**Exercise goal**: Filter for the word "lutea" and keep each matching line.

**Entries supplied**:
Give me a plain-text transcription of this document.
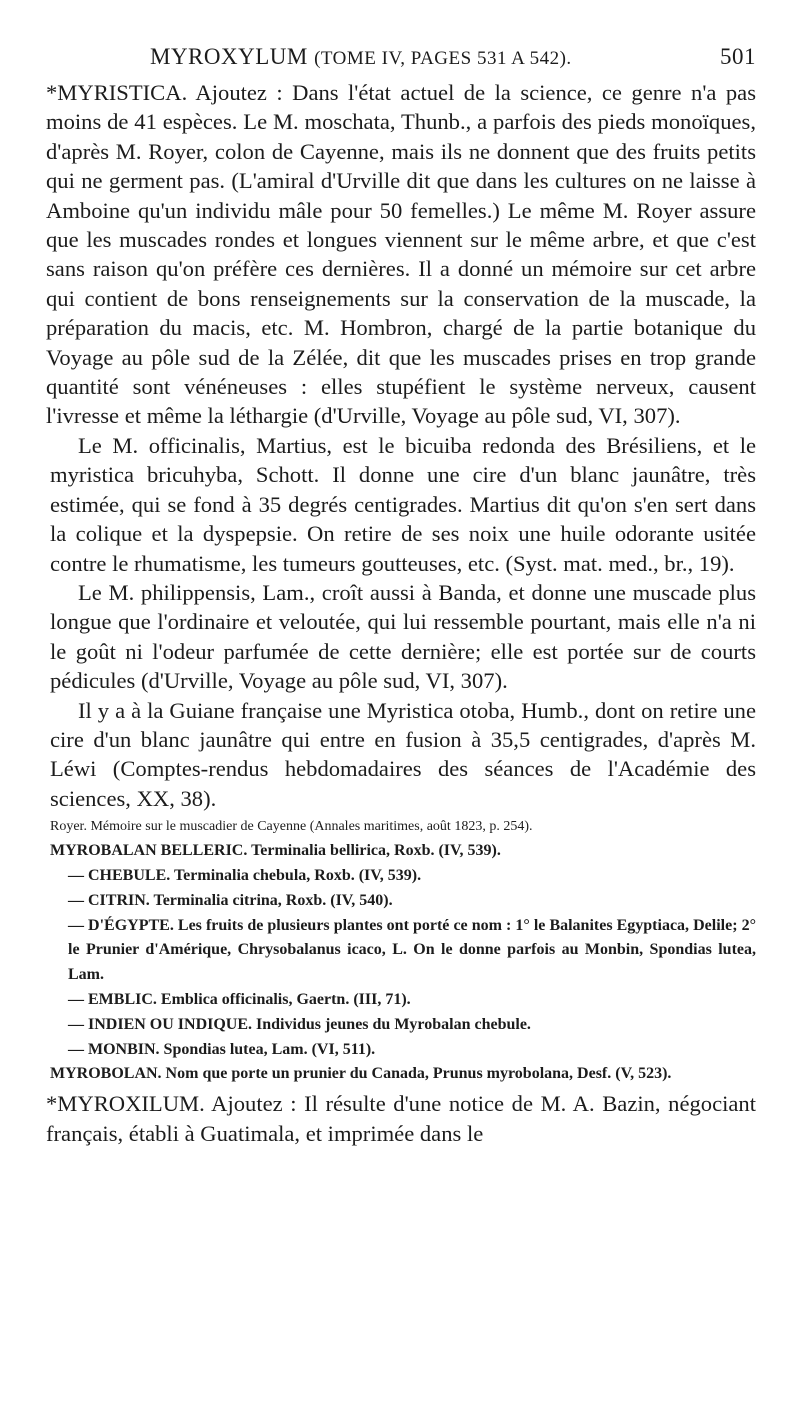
MYROXYLUM (TOME IV, PAGES 531 A 542).	501

*MYRISTICA. Ajoutez : Dans l'état actuel de la science, ce genre n'a pas moins de 41 espèces. Le M. moschata, Thunb., a parfois des pieds monoïques, d'après M. Royer, colon de Cayenne, mais ils ne donnent que des fruits petits qui ne germent pas. (L'amiral d'Urville dit que dans les cultures on ne laisse à Amboine qu'un individu mâle pour 50 femelles.) Le même M. Royer assure que les muscades rondes et longues viennent sur le même arbre, et que c'est sans raison qu'on préfère ces dernières. Il a donné un mémoire sur cet arbre qui contient de bons renseignements sur la conservation de la muscade, la préparation du macis, etc. M. Hombron, chargé de la partie botanique du Voyage au pôle sud de la Zélée, dit que les muscades prises en trop grande quantité sont vénéneuses : elles stupéfient le système nerveux, causent l'ivresse et même la léthargie (d'Urville, Voyage au pôle sud, VI, 307).

Le M. officinalis, Martius, est le bicuiba redonda des Brésiliens, et le myristica bricuhyba, Schott. Il donne une cire d'un blanc jaunâtre, très estimée, qui se fond à 35 degrés centigrades. Martius dit qu'on s'en sert dans la colique et la dyspepsie. On retire de ses noix une huile odorante usitée contre le rhumatisme, les tumeurs goutteuses, etc. (Syst. mat. med., br., 19).

Le M. philippensis, Lam., croît aussi à Banda, et donne une muscade plus longue que l'ordinaire et veloutée, qui lui ressemble pourtant, mais elle n'a ni le goût ni l'odeur parfumée de cette dernière; elle est portée sur de courts pédicules (d'Urville, Voyage au pôle sud, VI, 307).

Il y a à la Guiane française une Myristica otoba, Humb., dont on retire une cire d'un blanc jaunâtre qui entre en fusion à 35,5 centigrades, d'après M. Léwi (Comptes-rendus hebdomadaires des séances de l'Académie des sciences, XX, 38).

Royer. Mémoire sur le muscadier de Cayenne (Annales maritimes, août 1823, p. 254).

MYROBALAN BELLERIC. Terminalia bellirica, Roxb. (IV, 539).

— CHEBULE. Terminalia chebula, Roxb. (IV, 539).

— CITRIN. Terminalia citrina, Roxb. (IV, 540).

— D'ÉGYPTE. Les fruits de plusieurs plantes ont porté ce nom : 1° le Balanites Egyptiaca, Delile; 2° le Prunier d'Amérique, Chrysobalanus icaco, L. On le donne parfois au Monbin, Spondias lutea, Lam.

— EMBLIC. Emblica officinalis, Gaertn. (III, 71).

— INDIEN OU INDIQUE. Individus jeunes du Myrobalan chebule.

— MONBIN. Spondias lutea, Lam. (VI, 511).

MYROBOLAN. Nom que porte un prunier du Canada, Prunus myrobolana, Desf. (V, 523).

*MYROXILUM. Ajoutez : Il résulte d'une notice de M. A. Bazin, négociant français, établi à Guatimala, et imprimée dans le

**Written reply**:
— D'ÉGYPTE. Les fruits de plusieurs plantes ont porté ce nom : 1° le Balanites Egyptiaca, Delile; 2° le Prunier d'Amérique, Chrysobalanus icaco, L. On le donne parfois au Monbin, Spondias lutea, Lam.
— MONBIN. Spondias lutea, Lam. (VI, 511).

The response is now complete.